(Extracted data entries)
○ ○ ○ ○ ○ ○ ○

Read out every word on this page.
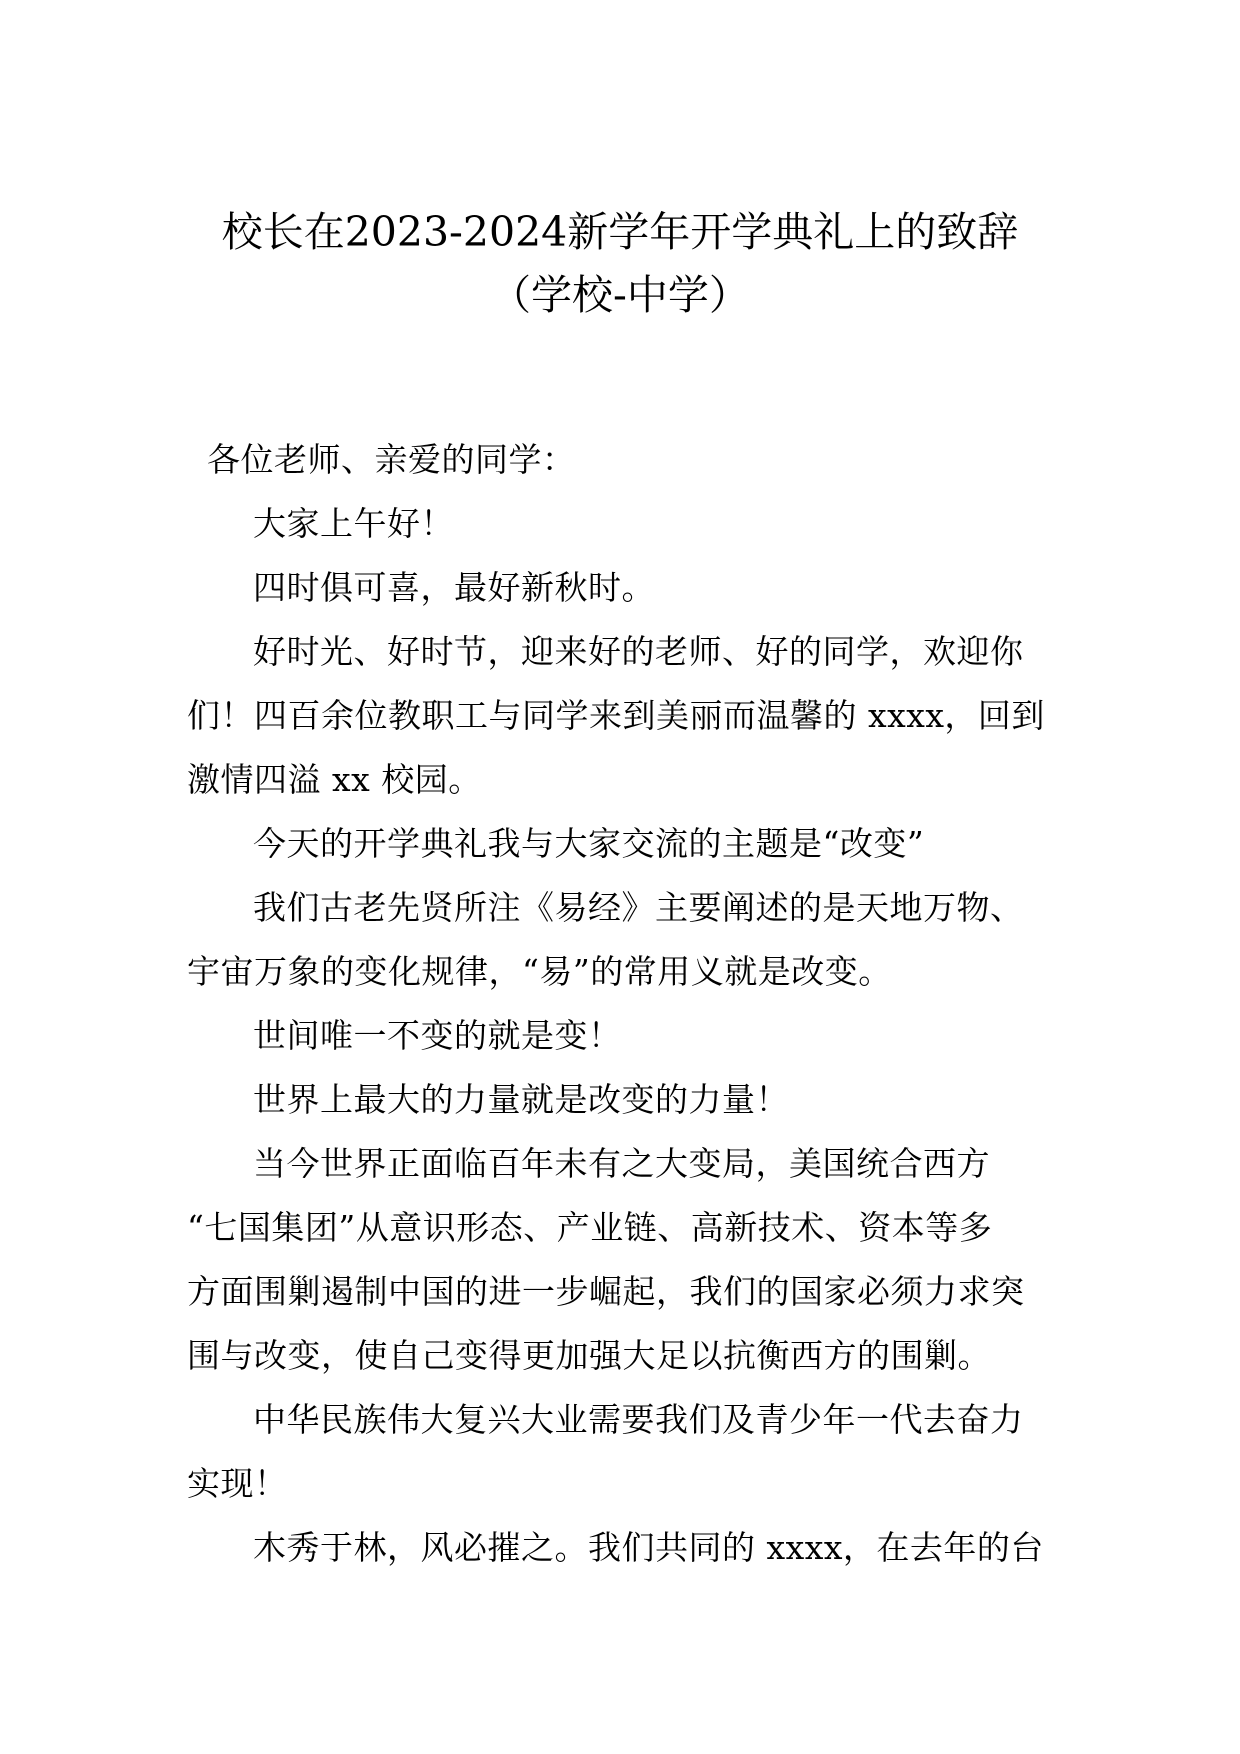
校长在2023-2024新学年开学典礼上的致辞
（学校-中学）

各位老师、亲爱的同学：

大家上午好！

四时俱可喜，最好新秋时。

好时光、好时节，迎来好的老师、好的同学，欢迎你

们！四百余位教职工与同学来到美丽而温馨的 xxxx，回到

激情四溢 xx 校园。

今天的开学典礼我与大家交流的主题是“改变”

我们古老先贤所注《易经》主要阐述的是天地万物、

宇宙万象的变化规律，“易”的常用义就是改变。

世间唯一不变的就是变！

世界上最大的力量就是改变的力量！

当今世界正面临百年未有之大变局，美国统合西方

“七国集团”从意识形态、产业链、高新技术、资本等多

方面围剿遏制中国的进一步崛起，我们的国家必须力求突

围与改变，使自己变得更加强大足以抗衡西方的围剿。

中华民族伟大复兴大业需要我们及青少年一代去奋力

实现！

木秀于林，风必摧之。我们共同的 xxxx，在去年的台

○ ○ ○ ○ ○ ○ ○

The material above must be printed exactly, with its pictures left out.

Read out every word on this page.
校长在2023-2024新学年开学典礼上的致辞
（学校-中学）

各位老师、亲爱的同学：

大家上午好！

四时俱可喜，最好新秋时。

好时光、好时节，迎来好的老师、好的同学，欢迎你

们！四百余位教职工与同学来到美丽而温馨的 xxxx，回到

激情四溢 xx 校园。

今天的开学典礼我与大家交流的主题是“改变”

我们古老先贤所注《易经》主要阐述的是天地万物、

宇宙万象的变化规律，“易”的常用义就是改变。

世间唯一不变的就是变！

世界上最大的力量就是改变的力量！

当今世界正面临百年未有之大变局，美国统合西方

“七国集团”从意识形态、产业链、高新技术、资本等多

方面围剿遏制中国的进一步崛起，我们的国家必须力求突

围与改变，使自己变得更加强大足以抗衡西方的围剿。

中华民族伟大复兴大业需要我们及青少年一代去奋力

实现！

木秀于林，风必摧之。我们共同的 xxxx，在去年的台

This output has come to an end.